## START

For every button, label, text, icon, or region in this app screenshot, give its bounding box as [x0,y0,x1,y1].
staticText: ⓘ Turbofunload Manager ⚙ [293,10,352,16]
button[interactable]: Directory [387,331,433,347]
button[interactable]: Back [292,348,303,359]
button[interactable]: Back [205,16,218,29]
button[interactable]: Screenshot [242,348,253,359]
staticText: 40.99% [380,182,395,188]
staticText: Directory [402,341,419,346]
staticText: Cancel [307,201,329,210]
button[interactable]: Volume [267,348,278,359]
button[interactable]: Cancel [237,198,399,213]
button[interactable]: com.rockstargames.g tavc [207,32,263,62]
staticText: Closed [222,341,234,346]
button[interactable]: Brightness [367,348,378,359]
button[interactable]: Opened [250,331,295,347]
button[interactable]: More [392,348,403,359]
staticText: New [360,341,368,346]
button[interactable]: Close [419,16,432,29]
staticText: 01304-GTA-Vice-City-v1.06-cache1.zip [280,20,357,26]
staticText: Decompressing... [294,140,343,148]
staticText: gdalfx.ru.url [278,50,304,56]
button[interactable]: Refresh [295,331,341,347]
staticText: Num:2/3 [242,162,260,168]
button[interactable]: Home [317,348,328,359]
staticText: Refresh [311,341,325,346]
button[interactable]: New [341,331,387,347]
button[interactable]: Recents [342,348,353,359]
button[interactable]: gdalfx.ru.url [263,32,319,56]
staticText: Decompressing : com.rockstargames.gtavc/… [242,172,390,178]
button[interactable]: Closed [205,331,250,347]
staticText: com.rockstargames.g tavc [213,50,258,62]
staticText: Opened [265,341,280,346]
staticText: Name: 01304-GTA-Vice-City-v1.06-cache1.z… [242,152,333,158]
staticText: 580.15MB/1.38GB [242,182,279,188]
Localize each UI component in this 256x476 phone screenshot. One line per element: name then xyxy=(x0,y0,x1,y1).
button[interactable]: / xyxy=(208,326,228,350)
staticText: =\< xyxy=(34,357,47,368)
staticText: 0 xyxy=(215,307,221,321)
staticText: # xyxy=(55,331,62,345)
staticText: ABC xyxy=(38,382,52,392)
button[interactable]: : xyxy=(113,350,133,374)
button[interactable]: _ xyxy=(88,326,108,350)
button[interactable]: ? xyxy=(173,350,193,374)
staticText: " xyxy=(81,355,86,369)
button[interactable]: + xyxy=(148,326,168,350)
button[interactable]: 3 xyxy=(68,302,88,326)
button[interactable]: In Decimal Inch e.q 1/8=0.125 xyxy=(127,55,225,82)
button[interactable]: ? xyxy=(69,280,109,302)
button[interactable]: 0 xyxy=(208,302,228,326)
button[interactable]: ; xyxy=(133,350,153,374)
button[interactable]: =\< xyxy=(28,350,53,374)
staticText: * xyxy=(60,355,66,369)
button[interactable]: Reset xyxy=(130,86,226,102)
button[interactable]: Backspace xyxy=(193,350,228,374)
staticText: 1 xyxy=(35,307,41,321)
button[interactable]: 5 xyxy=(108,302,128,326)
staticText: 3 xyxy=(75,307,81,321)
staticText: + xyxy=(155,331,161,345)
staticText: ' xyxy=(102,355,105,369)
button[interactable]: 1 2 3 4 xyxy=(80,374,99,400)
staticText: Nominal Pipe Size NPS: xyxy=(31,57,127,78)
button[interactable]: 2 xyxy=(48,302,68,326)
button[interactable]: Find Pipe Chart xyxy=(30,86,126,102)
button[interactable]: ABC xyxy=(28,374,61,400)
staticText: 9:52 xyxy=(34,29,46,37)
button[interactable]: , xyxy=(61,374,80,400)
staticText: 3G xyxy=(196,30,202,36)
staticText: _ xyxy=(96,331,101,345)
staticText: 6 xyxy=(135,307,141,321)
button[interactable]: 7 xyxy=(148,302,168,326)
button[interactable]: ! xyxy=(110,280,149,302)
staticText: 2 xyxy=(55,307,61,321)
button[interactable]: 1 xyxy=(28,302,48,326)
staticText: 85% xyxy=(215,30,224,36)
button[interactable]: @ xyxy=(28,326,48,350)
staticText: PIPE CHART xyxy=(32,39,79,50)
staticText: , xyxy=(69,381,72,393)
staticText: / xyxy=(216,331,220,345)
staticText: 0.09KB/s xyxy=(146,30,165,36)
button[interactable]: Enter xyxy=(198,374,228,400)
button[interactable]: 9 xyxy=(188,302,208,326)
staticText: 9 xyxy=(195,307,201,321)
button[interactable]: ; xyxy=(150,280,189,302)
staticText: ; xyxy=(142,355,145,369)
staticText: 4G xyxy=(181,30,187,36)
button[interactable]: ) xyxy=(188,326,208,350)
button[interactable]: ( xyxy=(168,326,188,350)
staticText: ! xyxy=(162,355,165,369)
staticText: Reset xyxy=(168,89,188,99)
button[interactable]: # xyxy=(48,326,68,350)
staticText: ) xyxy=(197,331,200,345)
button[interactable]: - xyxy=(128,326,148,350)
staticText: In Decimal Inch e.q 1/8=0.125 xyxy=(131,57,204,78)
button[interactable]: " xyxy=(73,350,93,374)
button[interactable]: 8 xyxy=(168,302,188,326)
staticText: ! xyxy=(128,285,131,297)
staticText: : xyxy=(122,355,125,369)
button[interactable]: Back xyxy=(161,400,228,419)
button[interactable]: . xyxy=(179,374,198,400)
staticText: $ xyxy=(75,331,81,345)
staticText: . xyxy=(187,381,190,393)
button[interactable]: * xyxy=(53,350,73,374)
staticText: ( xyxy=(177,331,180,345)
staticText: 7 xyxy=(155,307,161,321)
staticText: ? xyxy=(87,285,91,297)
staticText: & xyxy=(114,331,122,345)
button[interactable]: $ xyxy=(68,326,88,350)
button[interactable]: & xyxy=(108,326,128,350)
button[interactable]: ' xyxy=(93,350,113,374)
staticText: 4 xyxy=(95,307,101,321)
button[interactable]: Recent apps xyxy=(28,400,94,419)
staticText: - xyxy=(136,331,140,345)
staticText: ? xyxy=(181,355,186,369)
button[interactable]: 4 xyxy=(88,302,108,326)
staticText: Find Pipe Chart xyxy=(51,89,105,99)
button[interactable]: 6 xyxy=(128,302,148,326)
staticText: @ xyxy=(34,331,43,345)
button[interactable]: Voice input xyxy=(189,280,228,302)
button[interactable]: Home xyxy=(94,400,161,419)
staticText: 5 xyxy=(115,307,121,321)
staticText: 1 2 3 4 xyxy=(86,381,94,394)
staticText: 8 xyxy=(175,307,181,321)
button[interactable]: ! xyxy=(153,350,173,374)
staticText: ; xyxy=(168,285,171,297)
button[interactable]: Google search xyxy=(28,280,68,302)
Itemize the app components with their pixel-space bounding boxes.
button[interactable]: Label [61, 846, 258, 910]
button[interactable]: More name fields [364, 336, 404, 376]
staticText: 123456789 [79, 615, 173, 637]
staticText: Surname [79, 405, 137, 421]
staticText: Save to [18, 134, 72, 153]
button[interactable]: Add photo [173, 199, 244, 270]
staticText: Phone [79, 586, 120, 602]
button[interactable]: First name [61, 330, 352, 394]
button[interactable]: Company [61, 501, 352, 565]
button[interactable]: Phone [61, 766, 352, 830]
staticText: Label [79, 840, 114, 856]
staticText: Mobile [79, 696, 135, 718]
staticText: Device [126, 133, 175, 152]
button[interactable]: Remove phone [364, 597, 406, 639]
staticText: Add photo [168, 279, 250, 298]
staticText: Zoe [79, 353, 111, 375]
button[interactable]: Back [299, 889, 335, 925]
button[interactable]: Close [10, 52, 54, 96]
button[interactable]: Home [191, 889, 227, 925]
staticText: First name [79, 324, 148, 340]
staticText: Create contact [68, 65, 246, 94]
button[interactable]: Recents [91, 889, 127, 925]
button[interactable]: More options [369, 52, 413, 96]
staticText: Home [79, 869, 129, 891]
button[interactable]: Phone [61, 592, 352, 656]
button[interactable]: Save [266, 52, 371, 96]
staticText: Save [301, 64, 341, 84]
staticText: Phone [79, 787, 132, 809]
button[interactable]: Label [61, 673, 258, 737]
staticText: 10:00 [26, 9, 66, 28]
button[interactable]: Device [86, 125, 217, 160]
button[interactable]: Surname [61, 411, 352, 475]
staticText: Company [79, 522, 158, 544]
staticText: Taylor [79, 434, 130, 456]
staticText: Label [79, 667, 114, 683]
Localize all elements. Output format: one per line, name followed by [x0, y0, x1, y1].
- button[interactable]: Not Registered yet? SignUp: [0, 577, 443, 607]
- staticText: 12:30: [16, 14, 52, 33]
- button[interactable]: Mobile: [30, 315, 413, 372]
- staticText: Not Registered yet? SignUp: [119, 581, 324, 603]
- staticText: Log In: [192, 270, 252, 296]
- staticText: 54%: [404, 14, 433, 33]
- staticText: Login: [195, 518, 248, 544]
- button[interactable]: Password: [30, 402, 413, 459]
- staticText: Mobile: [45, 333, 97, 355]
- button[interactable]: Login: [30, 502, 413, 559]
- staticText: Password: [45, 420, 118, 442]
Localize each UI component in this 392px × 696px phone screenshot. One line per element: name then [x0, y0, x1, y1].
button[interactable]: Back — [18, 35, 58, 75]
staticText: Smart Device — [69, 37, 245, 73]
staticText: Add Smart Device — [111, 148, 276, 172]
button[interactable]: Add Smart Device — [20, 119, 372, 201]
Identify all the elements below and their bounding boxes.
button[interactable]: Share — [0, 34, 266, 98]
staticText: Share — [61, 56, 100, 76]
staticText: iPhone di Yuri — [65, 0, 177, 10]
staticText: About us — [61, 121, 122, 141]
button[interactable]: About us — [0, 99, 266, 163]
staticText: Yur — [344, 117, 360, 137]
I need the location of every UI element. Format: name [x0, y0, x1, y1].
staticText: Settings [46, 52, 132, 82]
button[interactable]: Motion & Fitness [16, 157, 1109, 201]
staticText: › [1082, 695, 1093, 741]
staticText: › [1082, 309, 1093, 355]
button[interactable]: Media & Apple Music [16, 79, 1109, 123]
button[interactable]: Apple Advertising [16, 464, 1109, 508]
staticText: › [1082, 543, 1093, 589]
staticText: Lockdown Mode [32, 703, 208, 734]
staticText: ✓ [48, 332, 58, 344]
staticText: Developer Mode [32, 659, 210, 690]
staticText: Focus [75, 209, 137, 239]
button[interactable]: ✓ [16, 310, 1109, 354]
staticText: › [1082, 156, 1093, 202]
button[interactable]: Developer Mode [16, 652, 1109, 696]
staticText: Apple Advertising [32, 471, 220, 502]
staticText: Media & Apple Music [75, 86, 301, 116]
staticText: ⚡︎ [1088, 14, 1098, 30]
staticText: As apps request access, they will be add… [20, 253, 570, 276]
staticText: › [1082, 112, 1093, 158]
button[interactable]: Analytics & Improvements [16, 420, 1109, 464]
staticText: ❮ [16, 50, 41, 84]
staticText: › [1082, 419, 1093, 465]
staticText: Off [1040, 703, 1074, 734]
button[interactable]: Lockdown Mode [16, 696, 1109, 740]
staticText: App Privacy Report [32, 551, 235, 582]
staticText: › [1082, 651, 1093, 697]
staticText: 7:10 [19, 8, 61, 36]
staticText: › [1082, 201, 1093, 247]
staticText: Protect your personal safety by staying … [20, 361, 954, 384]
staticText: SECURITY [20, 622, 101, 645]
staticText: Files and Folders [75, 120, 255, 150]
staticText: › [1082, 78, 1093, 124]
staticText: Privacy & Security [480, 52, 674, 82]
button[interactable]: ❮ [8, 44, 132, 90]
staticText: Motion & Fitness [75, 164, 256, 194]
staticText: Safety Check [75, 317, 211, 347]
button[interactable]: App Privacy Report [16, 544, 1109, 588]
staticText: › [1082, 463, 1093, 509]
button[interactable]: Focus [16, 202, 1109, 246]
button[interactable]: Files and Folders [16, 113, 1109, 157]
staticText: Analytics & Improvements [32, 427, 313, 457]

## END

▶ _What you are asked to do_
Output every line of the records from the very first one down to the line containing "button[interactable]: Home [317,348,328,359]", including that line, with no changes.

▶ _Solution to the exercise_
For every button, label, text, icon, or region in this app screenshot, give its bounding box as [x0,y0,x1,y1].
staticText: ⓘ Turbofunload Manager ⚙ [293,10,352,16]
button[interactable]: Directory [387,331,433,347]
button[interactable]: Back [292,348,303,359]
button[interactable]: Back [205,16,218,29]
button[interactable]: Screenshot [242,348,253,359]
staticText: 40.99% [380,182,395,188]
staticText: Directory [402,341,419,346]
staticText: Cancel [307,201,329,210]
button[interactable]: Volume [267,348,278,359]
button[interactable]: Cancel [237,198,399,213]
button[interactable]: com.rockstargames.g tavc [207,32,263,62]
staticText: Closed [222,341,234,346]
button[interactable]: Brightness [367,348,378,359]
button[interactable]: Opened [250,331,295,347]
button[interactable]: More [392,348,403,359]
staticText: New [360,341,368,346]
button[interactable]: Close [419,16,432,29]
staticText: 01304-GTA-Vice-City-v1.06-cache1.zip [280,20,357,26]
staticText: Decompressing... [294,140,343,148]
staticText: gdalfx.ru.url [278,50,304,56]
button[interactable]: Refresh [295,331,341,347]
staticText: Num:2/3 [242,162,260,168]
button[interactable]: Home [317,348,328,359]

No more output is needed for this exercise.